[BEGIN SUPPLIED DATA]

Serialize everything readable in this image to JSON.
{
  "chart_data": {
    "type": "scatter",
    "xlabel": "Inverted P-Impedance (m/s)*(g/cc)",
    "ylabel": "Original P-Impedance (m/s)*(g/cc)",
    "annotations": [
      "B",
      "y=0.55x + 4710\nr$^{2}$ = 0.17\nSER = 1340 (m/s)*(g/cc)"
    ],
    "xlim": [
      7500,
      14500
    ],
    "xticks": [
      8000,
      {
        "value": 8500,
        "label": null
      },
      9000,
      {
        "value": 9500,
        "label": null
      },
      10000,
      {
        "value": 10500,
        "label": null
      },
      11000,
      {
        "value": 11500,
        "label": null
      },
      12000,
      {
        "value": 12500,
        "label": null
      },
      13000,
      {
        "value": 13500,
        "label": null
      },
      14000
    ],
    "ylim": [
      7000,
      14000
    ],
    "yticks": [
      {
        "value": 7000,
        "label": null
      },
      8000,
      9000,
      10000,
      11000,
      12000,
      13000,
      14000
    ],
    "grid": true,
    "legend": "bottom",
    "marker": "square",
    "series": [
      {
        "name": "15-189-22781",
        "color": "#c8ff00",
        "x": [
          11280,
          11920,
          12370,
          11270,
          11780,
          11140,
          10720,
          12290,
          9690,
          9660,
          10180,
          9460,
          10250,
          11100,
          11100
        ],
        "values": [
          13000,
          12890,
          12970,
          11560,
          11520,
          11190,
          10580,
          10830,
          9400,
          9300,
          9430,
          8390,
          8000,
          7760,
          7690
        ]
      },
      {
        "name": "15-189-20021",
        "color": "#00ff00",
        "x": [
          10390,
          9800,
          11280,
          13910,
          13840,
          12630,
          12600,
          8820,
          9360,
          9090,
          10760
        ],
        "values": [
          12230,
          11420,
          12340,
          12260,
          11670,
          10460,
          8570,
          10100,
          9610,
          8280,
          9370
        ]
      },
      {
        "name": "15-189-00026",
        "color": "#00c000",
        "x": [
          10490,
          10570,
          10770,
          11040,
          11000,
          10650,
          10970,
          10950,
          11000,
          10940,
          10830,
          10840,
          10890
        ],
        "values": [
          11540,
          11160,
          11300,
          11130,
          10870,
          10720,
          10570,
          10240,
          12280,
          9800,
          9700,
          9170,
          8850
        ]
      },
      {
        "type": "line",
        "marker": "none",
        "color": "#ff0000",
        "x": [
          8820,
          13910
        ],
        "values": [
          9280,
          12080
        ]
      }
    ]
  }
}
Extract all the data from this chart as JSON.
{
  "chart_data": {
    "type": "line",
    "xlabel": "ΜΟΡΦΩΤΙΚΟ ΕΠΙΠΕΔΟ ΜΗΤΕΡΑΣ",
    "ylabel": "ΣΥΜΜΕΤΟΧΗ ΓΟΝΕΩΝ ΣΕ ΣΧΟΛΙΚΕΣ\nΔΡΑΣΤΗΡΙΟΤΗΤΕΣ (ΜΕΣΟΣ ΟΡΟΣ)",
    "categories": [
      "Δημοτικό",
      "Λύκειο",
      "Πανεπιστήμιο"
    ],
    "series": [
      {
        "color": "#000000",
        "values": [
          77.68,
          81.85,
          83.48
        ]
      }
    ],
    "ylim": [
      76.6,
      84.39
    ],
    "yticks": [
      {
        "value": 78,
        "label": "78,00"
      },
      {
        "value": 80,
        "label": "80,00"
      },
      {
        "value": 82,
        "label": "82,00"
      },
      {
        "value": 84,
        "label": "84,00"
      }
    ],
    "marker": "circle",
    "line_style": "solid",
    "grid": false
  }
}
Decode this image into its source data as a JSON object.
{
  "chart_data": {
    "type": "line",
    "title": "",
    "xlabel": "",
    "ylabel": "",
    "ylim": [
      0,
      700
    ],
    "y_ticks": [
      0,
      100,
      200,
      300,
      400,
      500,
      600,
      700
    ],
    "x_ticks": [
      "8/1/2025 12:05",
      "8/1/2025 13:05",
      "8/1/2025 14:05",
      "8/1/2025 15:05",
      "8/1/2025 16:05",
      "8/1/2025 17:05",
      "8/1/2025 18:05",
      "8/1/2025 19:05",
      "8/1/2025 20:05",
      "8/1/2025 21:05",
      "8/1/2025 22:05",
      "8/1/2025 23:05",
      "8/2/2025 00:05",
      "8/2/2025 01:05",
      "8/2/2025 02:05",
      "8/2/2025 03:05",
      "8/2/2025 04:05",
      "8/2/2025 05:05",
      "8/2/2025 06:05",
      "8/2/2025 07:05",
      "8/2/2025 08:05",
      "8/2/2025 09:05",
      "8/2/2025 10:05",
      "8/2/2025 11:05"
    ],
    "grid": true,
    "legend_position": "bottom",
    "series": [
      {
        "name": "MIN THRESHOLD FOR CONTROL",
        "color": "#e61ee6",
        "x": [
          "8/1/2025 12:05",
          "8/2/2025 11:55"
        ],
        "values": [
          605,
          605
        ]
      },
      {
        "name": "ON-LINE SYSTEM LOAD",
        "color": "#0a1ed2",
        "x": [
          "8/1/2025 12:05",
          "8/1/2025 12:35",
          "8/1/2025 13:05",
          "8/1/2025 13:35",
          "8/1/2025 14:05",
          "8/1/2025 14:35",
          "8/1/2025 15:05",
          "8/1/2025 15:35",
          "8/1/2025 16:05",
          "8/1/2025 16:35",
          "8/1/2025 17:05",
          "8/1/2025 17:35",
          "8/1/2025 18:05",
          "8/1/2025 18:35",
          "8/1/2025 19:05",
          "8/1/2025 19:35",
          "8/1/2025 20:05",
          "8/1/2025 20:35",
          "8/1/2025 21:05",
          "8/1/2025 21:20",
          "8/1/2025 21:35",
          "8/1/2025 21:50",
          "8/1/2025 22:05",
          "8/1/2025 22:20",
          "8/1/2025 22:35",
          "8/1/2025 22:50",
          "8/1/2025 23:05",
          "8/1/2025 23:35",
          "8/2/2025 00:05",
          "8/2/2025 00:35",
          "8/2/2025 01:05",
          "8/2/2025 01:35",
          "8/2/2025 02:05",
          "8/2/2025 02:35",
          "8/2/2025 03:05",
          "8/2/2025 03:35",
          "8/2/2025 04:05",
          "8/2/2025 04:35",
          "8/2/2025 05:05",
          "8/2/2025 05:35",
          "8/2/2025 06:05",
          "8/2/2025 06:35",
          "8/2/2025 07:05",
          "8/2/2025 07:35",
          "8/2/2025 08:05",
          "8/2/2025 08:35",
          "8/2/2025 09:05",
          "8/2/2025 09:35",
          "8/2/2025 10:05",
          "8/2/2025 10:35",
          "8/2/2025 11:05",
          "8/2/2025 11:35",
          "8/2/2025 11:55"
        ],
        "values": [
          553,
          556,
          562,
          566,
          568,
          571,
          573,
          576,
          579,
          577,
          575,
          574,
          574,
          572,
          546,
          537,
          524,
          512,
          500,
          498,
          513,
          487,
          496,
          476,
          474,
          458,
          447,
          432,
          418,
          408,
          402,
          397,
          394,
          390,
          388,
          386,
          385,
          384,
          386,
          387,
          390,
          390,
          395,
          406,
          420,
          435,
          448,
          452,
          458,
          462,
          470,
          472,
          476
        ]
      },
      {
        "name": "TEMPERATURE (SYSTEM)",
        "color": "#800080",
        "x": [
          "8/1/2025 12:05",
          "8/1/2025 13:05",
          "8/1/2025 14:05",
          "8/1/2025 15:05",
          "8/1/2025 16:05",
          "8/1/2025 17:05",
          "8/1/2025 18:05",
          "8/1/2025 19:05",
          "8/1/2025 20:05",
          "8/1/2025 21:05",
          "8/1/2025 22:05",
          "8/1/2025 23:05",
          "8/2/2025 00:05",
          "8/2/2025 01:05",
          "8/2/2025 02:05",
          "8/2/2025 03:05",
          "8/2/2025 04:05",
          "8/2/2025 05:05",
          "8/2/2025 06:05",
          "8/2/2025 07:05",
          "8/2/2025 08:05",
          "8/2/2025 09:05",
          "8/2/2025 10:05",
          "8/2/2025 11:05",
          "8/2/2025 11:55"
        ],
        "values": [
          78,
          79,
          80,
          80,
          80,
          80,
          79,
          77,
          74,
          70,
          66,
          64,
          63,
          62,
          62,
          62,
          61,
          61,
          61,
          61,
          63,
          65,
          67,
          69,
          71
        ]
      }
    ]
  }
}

[END SUPPLIED DATA]

**REQUIREMENT:** Write out every line of the data that holds the word "color".

**RESULT OF THE EXERCISE:**
        "color": "#c8ff00",
        "color": "#00ff00",
        "color": "#00c000",
        "color": "#ff0000",
        "color": "#000000",
        "color": "#e61ee6",
        "color": "#0a1ed2",
        "color": "#800080",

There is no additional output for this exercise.